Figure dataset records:
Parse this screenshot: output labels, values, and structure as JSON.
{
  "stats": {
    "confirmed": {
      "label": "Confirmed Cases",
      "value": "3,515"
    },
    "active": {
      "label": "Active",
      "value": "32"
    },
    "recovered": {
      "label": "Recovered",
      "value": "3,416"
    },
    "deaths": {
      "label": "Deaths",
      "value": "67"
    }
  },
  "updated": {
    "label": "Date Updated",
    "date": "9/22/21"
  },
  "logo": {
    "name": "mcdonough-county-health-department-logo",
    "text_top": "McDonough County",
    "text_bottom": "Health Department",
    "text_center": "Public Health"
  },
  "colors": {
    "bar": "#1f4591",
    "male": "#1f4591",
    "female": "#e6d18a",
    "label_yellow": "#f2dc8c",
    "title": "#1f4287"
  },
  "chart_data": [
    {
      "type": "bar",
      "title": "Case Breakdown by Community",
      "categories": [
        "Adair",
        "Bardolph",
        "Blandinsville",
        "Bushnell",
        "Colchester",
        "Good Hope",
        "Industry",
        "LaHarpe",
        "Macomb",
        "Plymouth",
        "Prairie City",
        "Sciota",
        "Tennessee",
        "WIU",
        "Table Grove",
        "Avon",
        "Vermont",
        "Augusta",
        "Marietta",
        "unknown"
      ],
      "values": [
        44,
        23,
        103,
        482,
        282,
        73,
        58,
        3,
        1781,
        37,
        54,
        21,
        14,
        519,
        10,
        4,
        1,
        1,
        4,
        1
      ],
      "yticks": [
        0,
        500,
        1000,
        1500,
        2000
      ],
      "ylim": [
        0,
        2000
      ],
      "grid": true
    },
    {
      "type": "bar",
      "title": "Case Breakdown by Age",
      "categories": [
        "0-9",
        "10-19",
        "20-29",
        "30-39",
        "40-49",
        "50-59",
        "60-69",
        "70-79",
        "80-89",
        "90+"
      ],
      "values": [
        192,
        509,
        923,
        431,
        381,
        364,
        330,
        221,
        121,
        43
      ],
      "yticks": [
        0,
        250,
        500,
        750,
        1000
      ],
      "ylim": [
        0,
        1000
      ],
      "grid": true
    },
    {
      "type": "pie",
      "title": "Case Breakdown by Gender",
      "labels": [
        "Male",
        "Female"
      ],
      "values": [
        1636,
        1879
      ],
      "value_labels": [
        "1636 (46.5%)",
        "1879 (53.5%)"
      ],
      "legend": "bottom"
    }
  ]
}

■ What you are asked to do
Extract every line containing the string "title" from the material.

■ Solution to the exercise
    "title": "#1f4287"
      "title": "Case Breakdown by Community",
      "title": "Case Breakdown by Age",
      "title": "Case Breakdown by Gender",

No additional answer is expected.